▶ Description of the task
Below is a listing; reproduce each line of it exactly.

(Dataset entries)
+++

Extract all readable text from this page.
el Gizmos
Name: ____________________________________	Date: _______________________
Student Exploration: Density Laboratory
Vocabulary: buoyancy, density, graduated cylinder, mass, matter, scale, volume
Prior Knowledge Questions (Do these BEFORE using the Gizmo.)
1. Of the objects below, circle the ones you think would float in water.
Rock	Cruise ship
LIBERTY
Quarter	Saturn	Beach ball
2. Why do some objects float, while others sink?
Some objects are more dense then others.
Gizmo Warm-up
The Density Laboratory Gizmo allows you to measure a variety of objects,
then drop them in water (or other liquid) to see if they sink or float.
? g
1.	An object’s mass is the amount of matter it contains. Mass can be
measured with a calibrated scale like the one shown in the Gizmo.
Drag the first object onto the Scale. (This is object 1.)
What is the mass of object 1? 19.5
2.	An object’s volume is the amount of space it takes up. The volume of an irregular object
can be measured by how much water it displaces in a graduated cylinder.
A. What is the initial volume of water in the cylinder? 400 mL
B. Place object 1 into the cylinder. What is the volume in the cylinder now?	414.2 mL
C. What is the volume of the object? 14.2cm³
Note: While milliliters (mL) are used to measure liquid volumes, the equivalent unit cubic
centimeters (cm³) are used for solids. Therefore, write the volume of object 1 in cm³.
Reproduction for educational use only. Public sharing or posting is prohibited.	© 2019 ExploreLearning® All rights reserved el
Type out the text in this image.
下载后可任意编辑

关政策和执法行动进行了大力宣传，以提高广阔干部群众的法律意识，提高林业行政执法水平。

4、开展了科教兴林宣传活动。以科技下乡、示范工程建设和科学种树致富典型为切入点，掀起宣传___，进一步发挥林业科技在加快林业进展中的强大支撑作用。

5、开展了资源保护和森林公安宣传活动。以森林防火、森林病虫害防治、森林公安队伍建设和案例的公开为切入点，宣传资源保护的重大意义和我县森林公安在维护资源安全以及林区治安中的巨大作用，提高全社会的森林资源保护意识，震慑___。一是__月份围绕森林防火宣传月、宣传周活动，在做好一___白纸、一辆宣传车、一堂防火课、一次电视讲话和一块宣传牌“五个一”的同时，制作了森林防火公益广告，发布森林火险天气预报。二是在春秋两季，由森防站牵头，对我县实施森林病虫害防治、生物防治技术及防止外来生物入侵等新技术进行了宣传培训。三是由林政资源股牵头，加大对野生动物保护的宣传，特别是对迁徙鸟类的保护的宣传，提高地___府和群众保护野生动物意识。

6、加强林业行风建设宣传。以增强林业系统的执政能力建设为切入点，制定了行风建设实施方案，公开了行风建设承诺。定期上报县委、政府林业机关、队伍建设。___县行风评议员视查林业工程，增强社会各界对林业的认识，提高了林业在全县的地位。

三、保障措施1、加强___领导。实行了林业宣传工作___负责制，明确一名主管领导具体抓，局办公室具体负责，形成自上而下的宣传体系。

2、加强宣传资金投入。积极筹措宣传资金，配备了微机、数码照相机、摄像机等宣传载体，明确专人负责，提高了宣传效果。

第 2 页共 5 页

+++

▶ Correct answer
Extract all readable text from this page.
el Gizmos
Name: ____________________________________	Date: _______________________
Student Exploration: Density Laboratory
Vocabulary: buoyancy, density, graduated cylinder, mass, matter, scale, volume
Prior Knowledge Questions (Do these BEFORE using the Gizmo.)
1. Of the objects below, circle the ones you think would float in water.
Rock	Cruise ship
LIBERTY
Quarter	Saturn	Beach ball
2. Why do some objects float, while others sink?
Some objects are more dense then others.
Gizmo Warm-up
The Density Laboratory Gizmo allows you to measure a variety of objects,
then drop them in water (or other liquid) to see if they sink or float.
? g
1.	An object’s mass is the amount of matter it contains. Mass can be
measured with a calibrated scale like the one shown in the Gizmo.
Drag the first object onto the Scale. (This is object 1.)
What is the mass of object 1? 19.5
2.	An object’s volume is the amount of space it takes up. The volume of an irregular object
can be measured by how much water it displaces in a graduated cylinder.
A. What is the initial volume of water in the cylinder? 400 mL
B. Place object 1 into the cylinder. What is the volume in the cylinder now?	414.2 mL
C. What is the volume of the object? 14.2cm³
Note: While milliliters (mL) are used to measure liquid volumes, the equivalent unit cubic
centimeters (cm³) are used for solids. Therefore, write the volume of object 1 in cm³.
Reproduction for educational use only. Public sharing or posting is prohibited.	© 2019 ExploreLearning® All rights reserved el
Type out the text in this image.
下载后可任意编辑

关政策和执法行动进行了大力宣传，以提高广阔干部群众的法律意识，提高林业行政执法水平。

4、开展了科教兴林宣传活动。以科技下乡、示范工程建设和科学种树致富典型为切入点，掀起宣传___，进一步发挥林业科技在加快林业进展中的强大支撑作用。

5、开展了资源保护和森林公安宣传活动。以森林防火、森林病虫害防治、森林公安队伍建设和案例的公开为切入点，宣传资源保护的重大意义和我县森林公安在维护资源安全以及林区治安中的巨大作用，提高全社会的森林资源保护意识，震慑___。一是__月份围绕森林防火宣传月、宣传周活动，在做好一___白纸、一辆宣传车、一堂防火课、一次电视讲话和一块宣传牌“五个一”的同时，制作了森林防火公益广告，发布森林火险天气预报。二是在春秋两季，由森防站牵头，对我县实施森林病虫害防治、生物防治技术及防止外来生物入侵等新技术进行了宣传培训。三是由林政资源股牵头，加大对野生动物保护的宣传，特别是对迁徙鸟类的保护的宣传，提高地___府和群众保护野生动物意识。

6、加强林业行风建设宣传。以增强林业系统的执政能力建设为切入点，制定了行风建设实施方案，公开了行风建设承诺。定期上报县委、政府林业机关、队伍建设。___县行风评议员视查林业工程，增强社会各界对林业的认识，提高了林业在全县的地位。

三、保障措施1、加强___领导。实行了林业宣传工作___负责制，明确一名主管领导具体抓，局办公室具体负责，形成自上而下的宣传体系。

2、加强宣传资金投入。积极筹措宣传资金，配备了微机、数码照相机、摄像机等宣传载体，明确专人负责，提高了宣传效果。

第 2 页共 5 页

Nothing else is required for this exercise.